>> BEGIN DATA ROWS

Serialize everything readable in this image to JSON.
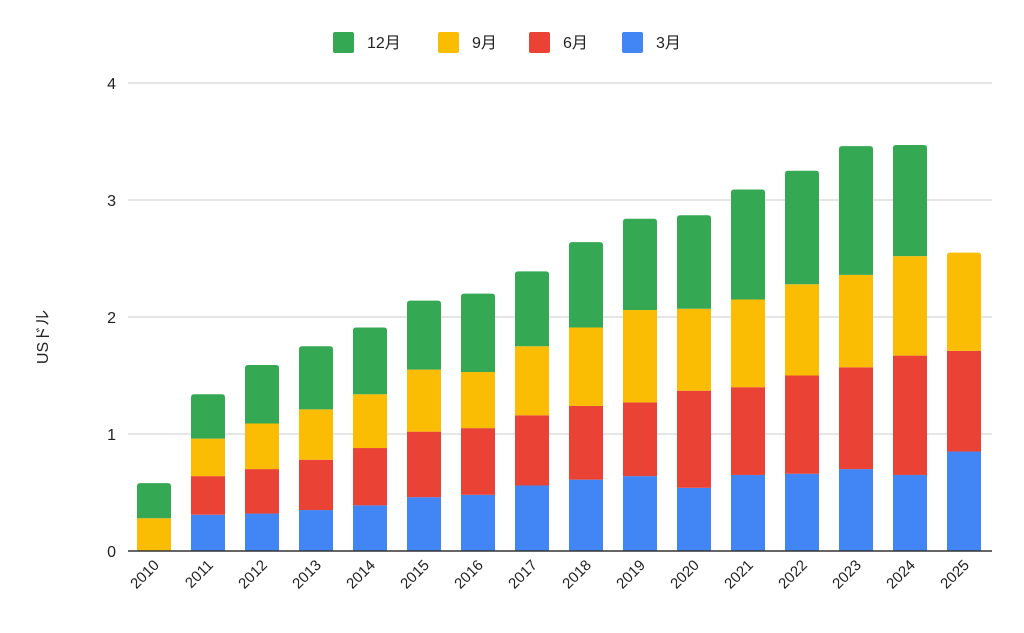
{
  "chart_data": {
    "type": "bar",
    "stacked": true,
    "title": "",
    "xlabel": "",
    "ylabel": "USドル",
    "ylim": [
      0,
      4
    ],
    "yticks": [
      "0",
      "1",
      "2",
      "3",
      "4"
    ],
    "grid": true,
    "legend_position": "top-center",
    "categories": [
      "2010",
      "2011",
      "2012",
      "2013",
      "2014",
      "2015",
      "2016",
      "2017",
      "2018",
      "2019",
      "2020",
      "2021",
      "2022",
      "2023",
      "2024",
      "2025"
    ],
    "series": [
      {
        "name": "3月",
        "color": "#4285f4",
        "values": [
          0,
          0.31,
          0.32,
          0.35,
          0.39,
          0.46,
          0.48,
          0.56,
          0.61,
          0.64,
          0.54,
          0.65,
          0.66,
          0.7,
          0.65,
          0.85
        ]
      },
      {
        "name": "6月",
        "color": "#ea4335",
        "values": [
          0,
          0.33,
          0.38,
          0.43,
          0.49,
          0.56,
          0.57,
          0.6,
          0.63,
          0.63,
          0.83,
          0.75,
          0.84,
          0.87,
          1.02,
          0.86
        ]
      },
      {
        "name": "9月",
        "color": "#fbbc04",
        "values": [
          0.28,
          0.32,
          0.39,
          0.43,
          0.46,
          0.53,
          0.48,
          0.59,
          0.67,
          0.79,
          0.7,
          0.75,
          0.78,
          0.79,
          0.85,
          0.84
        ]
      },
      {
        "name": "12月",
        "color": "#34a853",
        "values": [
          0.3,
          0.38,
          0.5,
          0.54,
          0.57,
          0.59,
          0.67,
          0.64,
          0.73,
          0.78,
          0.8,
          0.94,
          0.97,
          1.1,
          0.95,
          0
        ]
      }
    ],
    "legend_order": [
      "12月",
      "9月",
      "6月",
      "3月"
    ]
  }
}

>> END DATA ROWS

_INSTRUCTIONS TO FOLLOW_:
Would you set down the listing exactly, omitting pictures?

_WRITTEN RESPONSE_:
Serialize everything readable in this image to JSON.
{
  "chart_data": {
    "type": "bar",
    "stacked": true,
    "title": "",
    "xlabel": "",
    "ylabel": "USドル",
    "ylim": [
      0,
      4
    ],
    "yticks": [
      "0",
      "1",
      "2",
      "3",
      "4"
    ],
    "grid": true,
    "legend_position": "top-center",
    "categories": [
      "2010",
      "2011",
      "2012",
      "2013",
      "2014",
      "2015",
      "2016",
      "2017",
      "2018",
      "2019",
      "2020",
      "2021",
      "2022",
      "2023",
      "2024",
      "2025"
    ],
    "series": [
      {
        "name": "3月",
        "color": "#4285f4",
        "values": [
          0,
          0.31,
          0.32,
          0.35,
          0.39,
          0.46,
          0.48,
          0.56,
          0.61,
          0.64,
          0.54,
          0.65,
          0.66,
          0.7,
          0.65,
          0.85
        ]
      },
      {
        "name": "6月",
        "color": "#ea4335",
        "values": [
          0,
          0.33,
          0.38,
          0.43,
          0.49,
          0.56,
          0.57,
          0.6,
          0.63,
          0.63,
          0.83,
          0.75,
          0.84,
          0.87,
          1.02,
          0.86
        ]
      },
      {
        "name": "9月",
        "color": "#fbbc04",
        "values": [
          0.28,
          0.32,
          0.39,
          0.43,
          0.46,
          0.53,
          0.48,
          0.59,
          0.67,
          0.79,
          0.7,
          0.75,
          0.78,
          0.79,
          0.85,
          0.84
        ]
      },
      {
        "name": "12月",
        "color": "#34a853",
        "values": [
          0.3,
          0.38,
          0.5,
          0.54,
          0.57,
          0.59,
          0.67,
          0.64,
          0.73,
          0.78,
          0.8,
          0.94,
          0.97,
          1.1,
          0.95,
          0
        ]
      }
    ],
    "legend_order": [
      "12月",
      "9月",
      "6月",
      "3月"
    ]
  }
}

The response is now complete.